- Things to do -
1. Copy the passage of the marriage forum thread from "Nooo, you should" up to and including "would second that.".
2. Write the next part of the marriage forum thread, picking up right after its final sentence.

- Selection -
● ● ● ● ●
That's not encouraging. Lol.

I ordered a book today called The Married Man Sex Primer. First class shipping and I am expecting to get it tomorrow. 

I want to try some more before giving up. 

I don't want to be one of those miserable bitter lonely 50+ year olds constantly peeping out girls. That's for sure.


----------



## hookares (Dec 7, 2011)

She is getting it elsewhere.


----------



## pragmaster (May 7, 2014)

I highly doubt it. It's a "sin" in her books.


You know though, if it were true, I would be somewhat happy and relieved to find out (and not because I have done everything wrong or would like to seek "justice" by doing the same). I'm a very free spirited person, not clingy at all and will never be. I trust people very easily. Perhaps that is the problem and she doesn't feel "secure". Perhaps she feels like because I am not very possessive of her I do not "love" her...but this is not true at all.


----------



## MotoDude (Sep 15, 2010)

If she's not willing to fix it, don't waste your time like I did for 19 years.


----------



## tom67 (Oct 2, 2012)

pragmaster said:


> I highly doubt it.
> 
> 
> I'm not going to stalk her either.


At the very least you should rule that out.
Have you checked phone records?
Do you each have access to each others emails? You should.


----------



## pragmaster (May 7, 2014)

No we keep our phones and emails separate, as I think it should be. 


I refuse to snoop. Not because I think I would find something, but it defeats the definition of trust. If it gets to the point where I cannot control myself and am compelled to pick up her phone and go through it, then trust is lost anyways and there is no point.

If she's getting it elsewhere, he must not be doing a good job. She still comes home stressed out all the time. Lol. You can tell when someone just had a massage, or when they are very relaxed. 

Furthermore, she's not evasive and I can tell pretty well when someone is hiding something, whether a text or something internal. She hesitates/flinches not. 

Could ask. Good strategy maybe. Or suicide. Lol.


----------



## sparkyjim (Sep 22, 2012)

pragmaster said:


> I don't want to be one of those miserable bitter lonely 50+ year olds constantly peeping out girls. That's for sure.


Nooo, you should try it , it's fun...


Just kidding, but it's not like that. Someone else here said don't waste too much time on this relationship like he did on his. I would second that.

Look, I think it was a mistake to marry a woman 6 years older than you. It is my opinion that women - age for age - are more emotionally mature than men. In other words to match up emotionally with a woman a man should marry someone younger than he is. This is not a science, or a bias, it is just a feeling and an observation. The majority of relationships are this way, with the man being somewhat older.

You are a free spirit. Your wife may have been attracted to your youthfulness at one time but now it no longer meets her needs. You on the other hand desire someone who is a little less aloof, a little more emotionally available.
● ● ● ● ●
- Data shown -

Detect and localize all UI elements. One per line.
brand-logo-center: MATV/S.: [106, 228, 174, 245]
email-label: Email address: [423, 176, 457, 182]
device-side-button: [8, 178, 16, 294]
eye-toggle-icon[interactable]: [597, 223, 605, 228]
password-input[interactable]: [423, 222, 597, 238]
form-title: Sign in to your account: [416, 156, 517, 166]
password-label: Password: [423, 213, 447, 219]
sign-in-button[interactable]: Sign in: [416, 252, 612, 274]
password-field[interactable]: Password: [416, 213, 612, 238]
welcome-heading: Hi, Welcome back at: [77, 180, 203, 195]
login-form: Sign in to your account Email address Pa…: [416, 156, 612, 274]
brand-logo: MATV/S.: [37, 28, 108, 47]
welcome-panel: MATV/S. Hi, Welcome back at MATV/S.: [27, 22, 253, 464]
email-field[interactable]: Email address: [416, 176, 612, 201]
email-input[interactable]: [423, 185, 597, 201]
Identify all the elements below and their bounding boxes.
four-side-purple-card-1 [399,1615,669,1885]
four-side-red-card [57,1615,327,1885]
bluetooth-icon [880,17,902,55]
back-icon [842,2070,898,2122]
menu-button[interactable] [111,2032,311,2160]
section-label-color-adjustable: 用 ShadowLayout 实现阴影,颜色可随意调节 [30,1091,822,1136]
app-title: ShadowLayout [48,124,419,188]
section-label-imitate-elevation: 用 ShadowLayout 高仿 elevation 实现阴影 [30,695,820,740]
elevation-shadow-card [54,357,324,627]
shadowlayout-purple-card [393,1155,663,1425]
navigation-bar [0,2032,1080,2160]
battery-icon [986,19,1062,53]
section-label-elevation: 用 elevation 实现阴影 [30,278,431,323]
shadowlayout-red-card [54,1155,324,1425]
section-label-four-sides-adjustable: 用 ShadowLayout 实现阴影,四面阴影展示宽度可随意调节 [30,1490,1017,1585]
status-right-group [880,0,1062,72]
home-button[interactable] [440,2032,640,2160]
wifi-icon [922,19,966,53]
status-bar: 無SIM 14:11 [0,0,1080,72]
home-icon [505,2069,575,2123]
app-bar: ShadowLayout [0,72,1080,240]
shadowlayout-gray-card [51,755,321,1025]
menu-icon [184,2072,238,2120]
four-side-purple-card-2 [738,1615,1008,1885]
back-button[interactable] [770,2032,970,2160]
● ● ● ● ●
- Results of the exercise -
1.
Nooo, you should try it , it's fun...


Just kidding, but it's not like that. Someone else here said don't waste too much time on this relationship like he did on his. I would second that.

2.
I think the book might help you a little. I also think the No More Mr. Nice Guy book should be required reading for any guy who says he is a pleaser.

I doubt that she is cheating on you, but I understand the precaution.

The bottom line is that you have to work on yourself first and then you can work on the marriage. I wish you luck and I hope you don't make this woman out to be your only chance at love...


----------



## pragmaster (May 7, 2014)

Thank you so much everybody.

These are really tough times. She's been really busy with work and hobbies lately and whenever I have tried to approach her lately she just pushes me away. I feel as if she has made up her mind.

It seems like separation or divorce is unavoidable at this point. Pretty much everything I have said here is an exact reflection of how she feels too. We are at a stalemate but I seem to be the only one interested in fixing this.


----------



## lovelorn_wife (May 10, 2014)

She sounds a bit like me. It took my husband confronting me about the way I've been acting for me to realize I wasn't putting in as much effort as I should be (he was slacking too). He works third shift and I work first/second shift so it's hard but I make him breakfast when I get home from work (he does the same for me) and we are able to talk to each other, not for a long time but enough to see how he's doing. On my days off I'll go to bed earlier so that I can spend time with him when he gets home. Its not all sunshine and rainbows, we have other issue we are taking care of. But I do feel more connected to him. definitely not the way it was before but I have hope


----------



## pragmaster (May 7, 2014)

I'm a standstill. I feel powerless. I go to talk to her about problems and she tells me I am being pushy, and that she is confused and needs time. What do you do in a situation like this? She doesn't even want to kiss me anymore. How much time do women need?


----------



## Noble1 (Oct 25, 2013)

Maybe the question you need to ask yourself is "if things don't change and I can't do any more on my own to change it...how long can I put up with this?"

Sorry to hear about your situation. Good luck.


----------



## murphy5 (May 1, 2014)

one complaint you have is she never initiates sex. Well, a LOT of women, even those that love sex, NEVER initiate sex. Something about how they were brought up. So do not dwell on that one point.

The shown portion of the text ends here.